# START OF RECORDS SHOWN
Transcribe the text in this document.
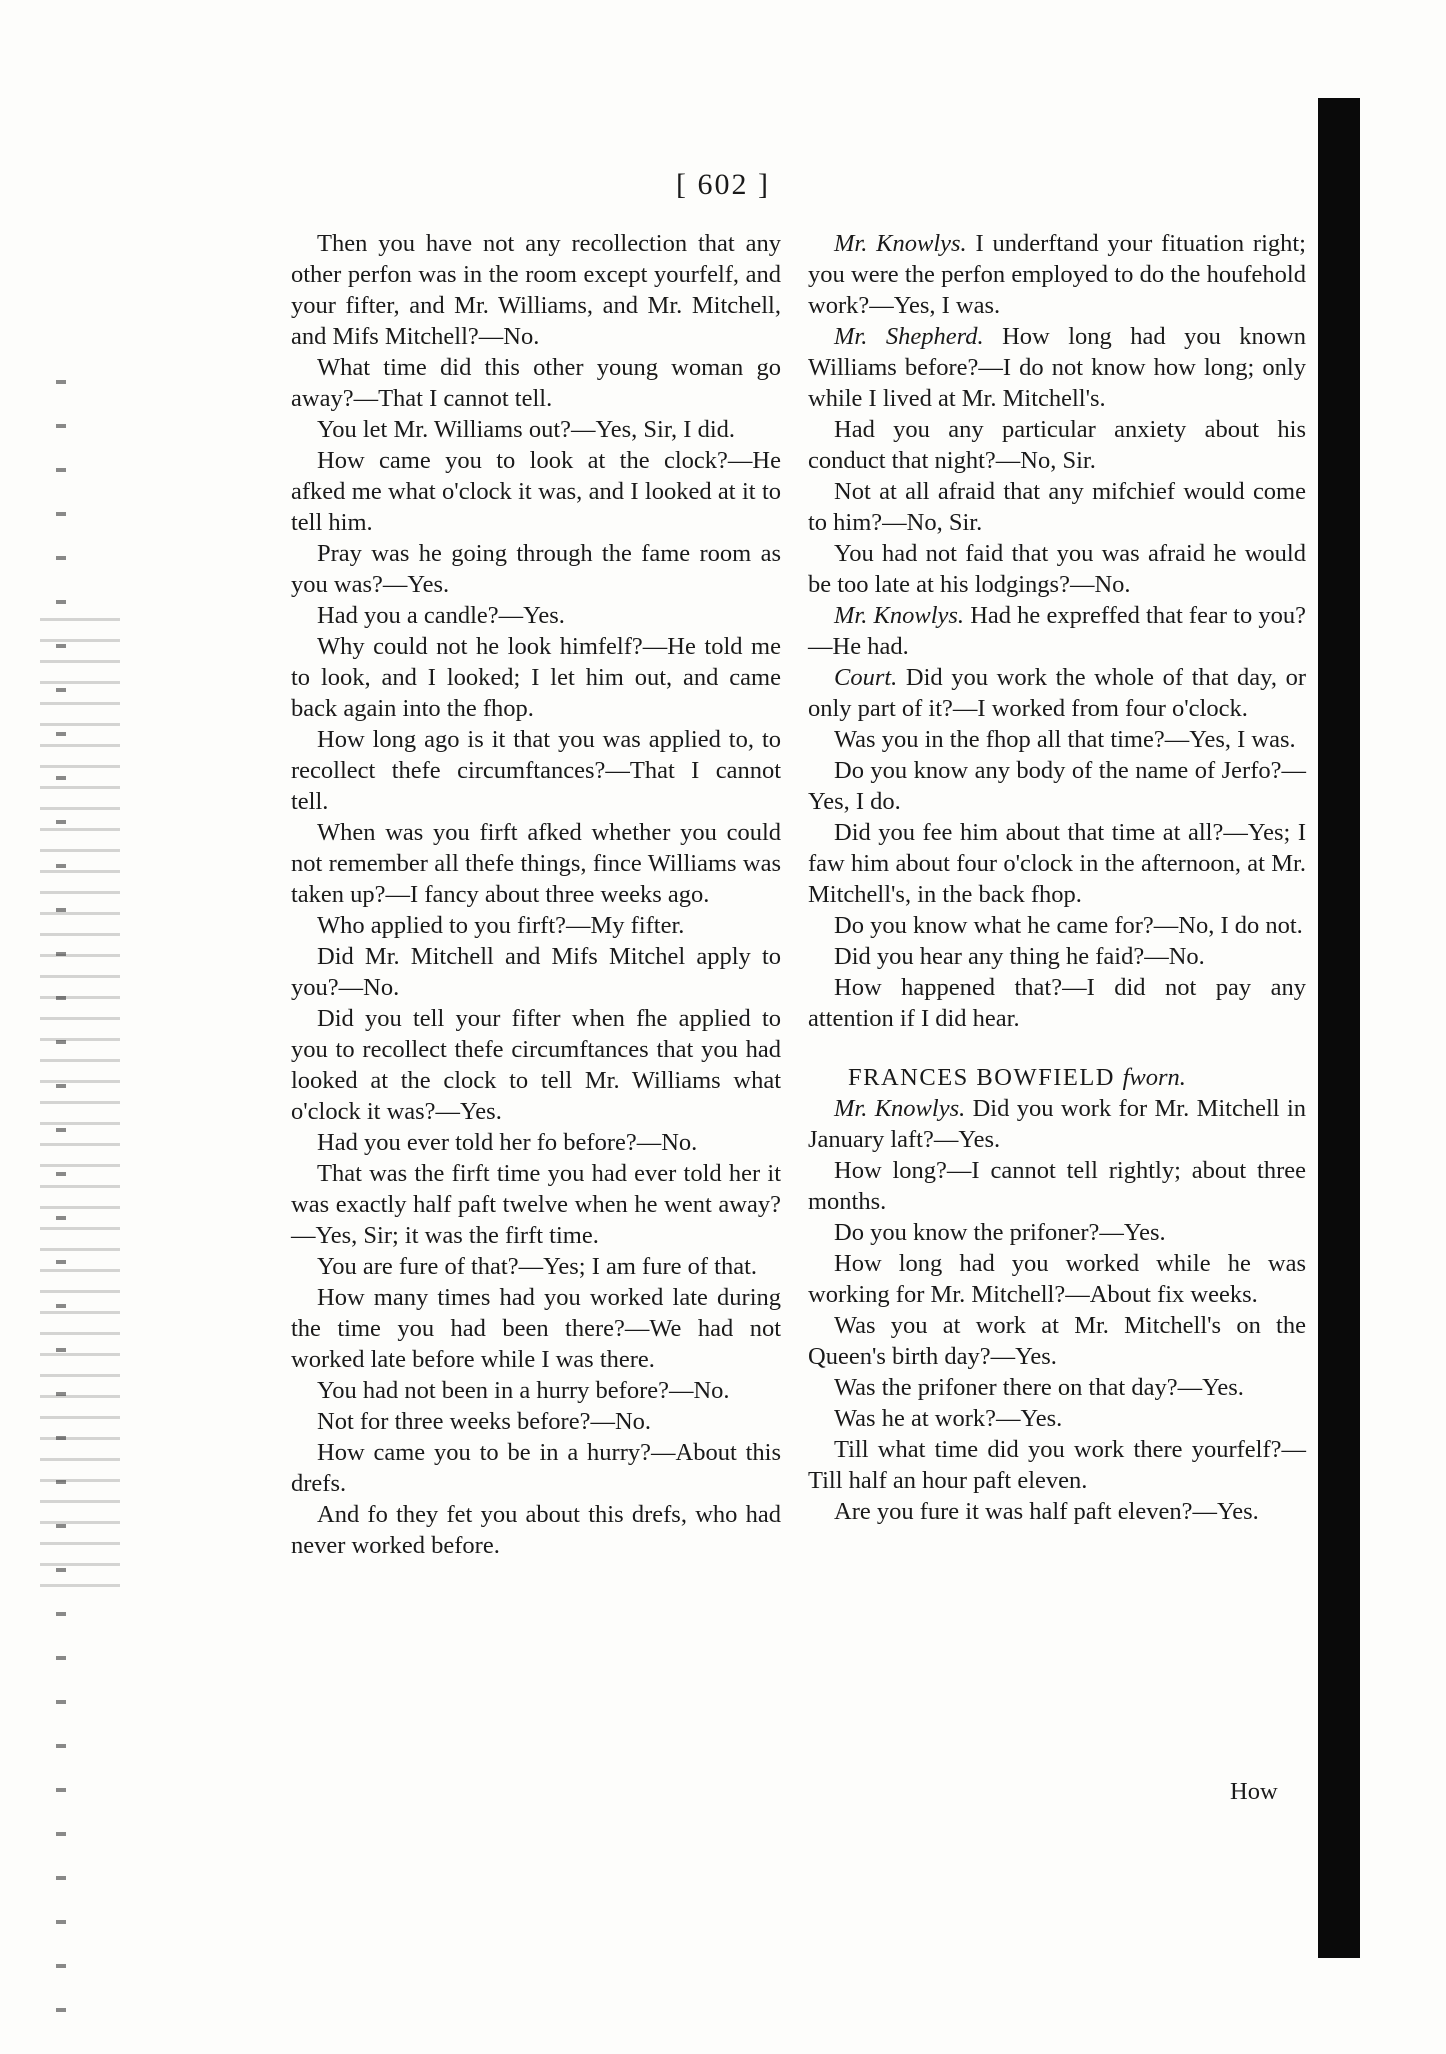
[ 602 ]

Then you have not any recollection that any other perfon was in the room except yourfelf, and your fifter, and Mr. Williams, and Mr. Mitchell, and Mifs Mitchell?—No.

What time did this other young woman go away?—That I cannot tell.

You let Mr. Williams out?—Yes, Sir, I did.

How came you to look at the clock?—He afked me what o'clock it was, and I looked at it to tell him.

Pray was he going through the fame room as you was?—Yes.

Had you a candle?—Yes.

Why could not he look himfelf?—He told me to look, and I looked; I let him out, and came back again into the fhop.

How long ago is it that you was applied to, to recollect thefe circumftances?—That I cannot tell.

When was you firft afked whether you could not remember all thefe things, fince Williams was taken up?—I fancy about three weeks ago.

Who applied to you firft?—My fifter.

Did Mr. Mitchell and Mifs Mitchel apply to you?—No.

Did you tell your fifter when fhe applied to you to recollect thefe circumftances that you had looked at the clock to tell Mr. Williams what o'clock it was?—Yes.

Had you ever told her fo before?—No.

That was the firft time you had ever told her it was exactly half paft twelve when he went away?—Yes, Sir; it was the firft time.

You are fure of that?—Yes; I am fure of that.

How many times had you worked late during the time you had been there?—We had not worked late before while I was there.

You had not been in a hurry before?—No.

Not for three weeks before?—No.

How came you to be in a hurry?—About this drefs.

And fo they fet you about this drefs, who had never worked before.

Mr. Knowlys. I underftand your fituation right; you were the perfon employed to do the houfehold work?—Yes, I was.

Mr. Shepherd. How long had you known Williams before?—I do not know how long; only while I lived at Mr. Mitchell's.

Had you any particular anxiety about his conduct that night?—No, Sir.

Not at all afraid that any mifchief would come to him?—No, Sir.

You had not faid that you was afraid he would be too late at his lodgings?—No.

Mr. Knowlys. Had he expreffed that fear to you?—He had.

Court. Did you work the whole of that day, or only part of it?—I worked from four o'clock.

Was you in the fhop all that time?—Yes, I was.

Do you know any body of the name of Jerfo?—Yes, I do.

Did you fee him about that time at all?—Yes; I faw him about four o'clock in the afternoon, at Mr. Mitchell's, in the back fhop.

Do you know what he came for?—No, I do not.

Did you hear any thing he faid?—No.

How happened that?—I did not pay any attention if I did hear.

FRANCES BOWFIELD fworn.

Mr. Knowlys. Did you work for Mr. Mitchell in January laft?—Yes.

How long?—I cannot tell rightly; about three months.

Do you know the prifoner?—Yes.

How long had you worked while he was working for Mr. Mitchell?—About fix weeks.

Was you at work at Mr. Mitchell's on the Queen's birth day?—Yes.

Was the prifoner there on that day?—Yes.

Was he at work?—Yes.

Till what time did you work there yourfelf?—Till half an hour paft eleven.

Are you fure it was half paft eleven?—Yes.

How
# END OF RECORDS SHOWN
GOAL: Return all lines with the word "faid" in them.

OUTPUT OF THE TASK:
You had not faid that you was afraid he would be too late at his lodgings?—No.
Did you hear any thing he faid?—No.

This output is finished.